Records excerpted from a collection
* start *

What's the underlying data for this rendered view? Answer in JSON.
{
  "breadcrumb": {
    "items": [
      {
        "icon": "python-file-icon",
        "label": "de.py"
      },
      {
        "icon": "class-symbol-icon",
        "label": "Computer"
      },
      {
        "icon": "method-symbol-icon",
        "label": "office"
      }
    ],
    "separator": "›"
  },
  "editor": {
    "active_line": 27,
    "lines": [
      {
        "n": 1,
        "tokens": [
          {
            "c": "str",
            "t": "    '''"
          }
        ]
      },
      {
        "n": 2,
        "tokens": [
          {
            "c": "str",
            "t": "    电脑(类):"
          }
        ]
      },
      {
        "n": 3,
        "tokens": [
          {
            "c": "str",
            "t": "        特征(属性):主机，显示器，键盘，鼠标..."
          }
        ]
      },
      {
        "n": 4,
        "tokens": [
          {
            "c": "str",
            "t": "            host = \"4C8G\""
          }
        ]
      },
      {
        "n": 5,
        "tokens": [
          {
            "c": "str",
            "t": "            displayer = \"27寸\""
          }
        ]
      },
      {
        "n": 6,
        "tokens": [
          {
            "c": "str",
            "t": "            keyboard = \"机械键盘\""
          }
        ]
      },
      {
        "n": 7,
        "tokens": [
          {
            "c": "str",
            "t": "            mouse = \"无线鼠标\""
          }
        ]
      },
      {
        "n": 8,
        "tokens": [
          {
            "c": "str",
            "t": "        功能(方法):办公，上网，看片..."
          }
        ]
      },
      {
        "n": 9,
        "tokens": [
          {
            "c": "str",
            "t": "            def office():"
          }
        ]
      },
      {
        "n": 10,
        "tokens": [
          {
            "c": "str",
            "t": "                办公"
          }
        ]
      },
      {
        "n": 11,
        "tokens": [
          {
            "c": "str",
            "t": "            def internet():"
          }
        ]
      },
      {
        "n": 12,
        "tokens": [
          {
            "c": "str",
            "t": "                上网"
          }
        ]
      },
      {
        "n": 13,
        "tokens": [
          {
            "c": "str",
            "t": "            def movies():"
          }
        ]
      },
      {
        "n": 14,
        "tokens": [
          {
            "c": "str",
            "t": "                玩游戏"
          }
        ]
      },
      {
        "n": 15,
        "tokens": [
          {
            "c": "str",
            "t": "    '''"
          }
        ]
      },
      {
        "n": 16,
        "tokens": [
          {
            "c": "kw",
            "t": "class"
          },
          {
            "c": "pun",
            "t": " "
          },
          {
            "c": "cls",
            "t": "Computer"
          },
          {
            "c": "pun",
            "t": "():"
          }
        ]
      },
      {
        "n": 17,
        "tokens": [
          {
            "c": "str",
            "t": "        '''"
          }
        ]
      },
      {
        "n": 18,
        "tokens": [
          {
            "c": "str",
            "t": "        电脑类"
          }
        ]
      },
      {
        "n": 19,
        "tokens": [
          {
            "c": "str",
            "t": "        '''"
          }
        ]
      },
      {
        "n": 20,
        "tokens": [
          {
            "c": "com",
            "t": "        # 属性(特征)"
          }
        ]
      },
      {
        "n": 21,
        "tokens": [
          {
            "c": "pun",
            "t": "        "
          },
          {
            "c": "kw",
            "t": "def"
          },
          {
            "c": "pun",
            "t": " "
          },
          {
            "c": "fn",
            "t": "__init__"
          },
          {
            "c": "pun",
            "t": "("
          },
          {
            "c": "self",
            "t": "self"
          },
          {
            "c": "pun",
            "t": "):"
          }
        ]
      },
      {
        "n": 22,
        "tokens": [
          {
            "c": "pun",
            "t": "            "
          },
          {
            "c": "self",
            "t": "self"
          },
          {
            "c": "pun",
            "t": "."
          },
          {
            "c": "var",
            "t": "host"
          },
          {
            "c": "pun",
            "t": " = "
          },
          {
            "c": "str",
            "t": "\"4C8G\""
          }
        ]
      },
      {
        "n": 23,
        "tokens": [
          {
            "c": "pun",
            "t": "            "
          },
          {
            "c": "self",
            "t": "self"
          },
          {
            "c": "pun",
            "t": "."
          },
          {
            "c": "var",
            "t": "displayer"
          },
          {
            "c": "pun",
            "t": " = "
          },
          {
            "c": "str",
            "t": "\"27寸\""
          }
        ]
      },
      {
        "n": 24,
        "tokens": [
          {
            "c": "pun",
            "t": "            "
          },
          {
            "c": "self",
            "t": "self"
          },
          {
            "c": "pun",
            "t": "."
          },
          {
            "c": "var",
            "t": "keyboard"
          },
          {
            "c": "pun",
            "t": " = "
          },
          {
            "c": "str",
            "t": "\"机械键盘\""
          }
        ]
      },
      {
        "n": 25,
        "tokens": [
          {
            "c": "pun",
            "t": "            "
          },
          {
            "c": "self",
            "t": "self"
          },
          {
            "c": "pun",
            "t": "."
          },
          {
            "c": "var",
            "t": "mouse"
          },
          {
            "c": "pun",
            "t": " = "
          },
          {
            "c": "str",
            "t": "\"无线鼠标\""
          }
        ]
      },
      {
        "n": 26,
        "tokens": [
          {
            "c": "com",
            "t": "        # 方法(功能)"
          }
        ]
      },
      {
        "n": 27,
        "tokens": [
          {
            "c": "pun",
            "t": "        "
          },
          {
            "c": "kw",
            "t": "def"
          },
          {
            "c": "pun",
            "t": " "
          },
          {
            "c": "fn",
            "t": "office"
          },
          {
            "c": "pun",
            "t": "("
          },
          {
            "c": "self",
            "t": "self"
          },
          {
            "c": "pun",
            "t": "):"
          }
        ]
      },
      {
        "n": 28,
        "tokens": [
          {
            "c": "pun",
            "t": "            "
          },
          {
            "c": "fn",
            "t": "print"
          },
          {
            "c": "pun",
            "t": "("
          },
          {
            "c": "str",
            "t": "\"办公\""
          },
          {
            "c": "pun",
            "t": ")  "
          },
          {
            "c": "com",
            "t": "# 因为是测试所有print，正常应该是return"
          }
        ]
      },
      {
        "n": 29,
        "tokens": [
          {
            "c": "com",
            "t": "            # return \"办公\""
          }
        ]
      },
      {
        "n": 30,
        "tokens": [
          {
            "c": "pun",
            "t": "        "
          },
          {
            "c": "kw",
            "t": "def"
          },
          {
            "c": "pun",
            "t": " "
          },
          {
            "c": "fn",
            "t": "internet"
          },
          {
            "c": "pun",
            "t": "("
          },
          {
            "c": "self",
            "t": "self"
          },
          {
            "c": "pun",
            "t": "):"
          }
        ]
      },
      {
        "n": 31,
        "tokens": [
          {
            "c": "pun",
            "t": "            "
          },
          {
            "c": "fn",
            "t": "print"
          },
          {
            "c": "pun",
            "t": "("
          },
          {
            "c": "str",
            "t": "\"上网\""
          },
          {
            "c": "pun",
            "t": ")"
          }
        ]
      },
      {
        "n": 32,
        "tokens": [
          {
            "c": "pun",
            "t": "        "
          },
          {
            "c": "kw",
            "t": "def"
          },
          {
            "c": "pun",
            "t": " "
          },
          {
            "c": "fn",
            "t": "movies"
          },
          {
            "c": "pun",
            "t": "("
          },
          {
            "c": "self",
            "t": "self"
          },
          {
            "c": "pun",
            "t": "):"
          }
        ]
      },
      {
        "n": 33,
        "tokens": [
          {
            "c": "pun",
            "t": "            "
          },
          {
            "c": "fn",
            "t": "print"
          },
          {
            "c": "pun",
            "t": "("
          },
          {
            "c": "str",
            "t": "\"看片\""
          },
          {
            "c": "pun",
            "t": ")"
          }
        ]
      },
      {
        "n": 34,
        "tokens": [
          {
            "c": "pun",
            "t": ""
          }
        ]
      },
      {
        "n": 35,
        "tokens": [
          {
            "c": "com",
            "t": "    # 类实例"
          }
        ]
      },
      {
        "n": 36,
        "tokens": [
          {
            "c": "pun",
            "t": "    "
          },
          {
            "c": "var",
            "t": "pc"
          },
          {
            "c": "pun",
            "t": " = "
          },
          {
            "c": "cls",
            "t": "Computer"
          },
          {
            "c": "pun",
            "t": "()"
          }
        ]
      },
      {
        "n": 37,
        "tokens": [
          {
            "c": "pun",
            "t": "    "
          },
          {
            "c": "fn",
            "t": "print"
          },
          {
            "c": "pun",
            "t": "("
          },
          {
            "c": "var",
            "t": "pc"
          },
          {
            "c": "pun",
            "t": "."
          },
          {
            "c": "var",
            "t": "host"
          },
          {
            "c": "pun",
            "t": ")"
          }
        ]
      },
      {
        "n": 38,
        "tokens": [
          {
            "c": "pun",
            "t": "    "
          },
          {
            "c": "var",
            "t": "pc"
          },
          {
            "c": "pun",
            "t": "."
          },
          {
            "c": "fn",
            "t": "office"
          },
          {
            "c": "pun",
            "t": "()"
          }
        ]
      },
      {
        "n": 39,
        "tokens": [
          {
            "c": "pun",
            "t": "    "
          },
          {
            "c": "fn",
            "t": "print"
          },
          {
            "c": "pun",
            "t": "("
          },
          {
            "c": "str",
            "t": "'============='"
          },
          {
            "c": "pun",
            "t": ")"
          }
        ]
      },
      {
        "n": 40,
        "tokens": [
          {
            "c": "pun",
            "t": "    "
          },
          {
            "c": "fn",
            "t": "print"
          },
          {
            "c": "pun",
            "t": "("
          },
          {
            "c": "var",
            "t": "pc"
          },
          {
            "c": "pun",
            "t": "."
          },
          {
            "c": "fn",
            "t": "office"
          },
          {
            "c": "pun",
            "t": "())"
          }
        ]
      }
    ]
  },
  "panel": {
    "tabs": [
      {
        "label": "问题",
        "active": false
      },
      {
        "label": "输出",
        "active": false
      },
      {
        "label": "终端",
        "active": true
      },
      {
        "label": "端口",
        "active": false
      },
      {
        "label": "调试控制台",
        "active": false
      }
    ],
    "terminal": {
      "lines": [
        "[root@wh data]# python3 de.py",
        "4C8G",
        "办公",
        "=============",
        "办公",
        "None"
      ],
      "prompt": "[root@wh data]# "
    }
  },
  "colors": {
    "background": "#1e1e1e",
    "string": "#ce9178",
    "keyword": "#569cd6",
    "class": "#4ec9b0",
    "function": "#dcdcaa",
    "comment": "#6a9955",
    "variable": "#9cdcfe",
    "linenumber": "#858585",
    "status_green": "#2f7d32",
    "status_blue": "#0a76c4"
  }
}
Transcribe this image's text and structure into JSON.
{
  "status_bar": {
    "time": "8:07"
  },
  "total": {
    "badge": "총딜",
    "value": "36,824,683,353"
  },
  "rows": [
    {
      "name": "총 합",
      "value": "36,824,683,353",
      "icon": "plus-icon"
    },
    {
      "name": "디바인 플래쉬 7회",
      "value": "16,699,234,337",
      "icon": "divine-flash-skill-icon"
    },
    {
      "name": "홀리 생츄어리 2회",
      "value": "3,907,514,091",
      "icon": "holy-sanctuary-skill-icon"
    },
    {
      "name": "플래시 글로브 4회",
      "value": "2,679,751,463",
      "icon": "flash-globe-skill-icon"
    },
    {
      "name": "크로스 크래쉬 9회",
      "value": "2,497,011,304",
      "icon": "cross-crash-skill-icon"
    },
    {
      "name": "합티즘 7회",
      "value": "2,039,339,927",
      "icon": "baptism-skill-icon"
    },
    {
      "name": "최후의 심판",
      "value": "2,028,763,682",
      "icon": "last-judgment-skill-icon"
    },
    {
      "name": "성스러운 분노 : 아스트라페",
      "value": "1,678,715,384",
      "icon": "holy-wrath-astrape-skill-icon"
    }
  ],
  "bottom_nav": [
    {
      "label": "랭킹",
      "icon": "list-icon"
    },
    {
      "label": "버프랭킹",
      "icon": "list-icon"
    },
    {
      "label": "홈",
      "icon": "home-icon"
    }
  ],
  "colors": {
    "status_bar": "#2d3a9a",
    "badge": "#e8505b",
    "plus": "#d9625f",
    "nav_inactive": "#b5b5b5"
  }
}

* end *

### Your task
Which lines include the word "root"? Copy every one of them.

### Completed task
        "[root@wh data]# python3 de.py",
      "prompt": "[root@wh data]# "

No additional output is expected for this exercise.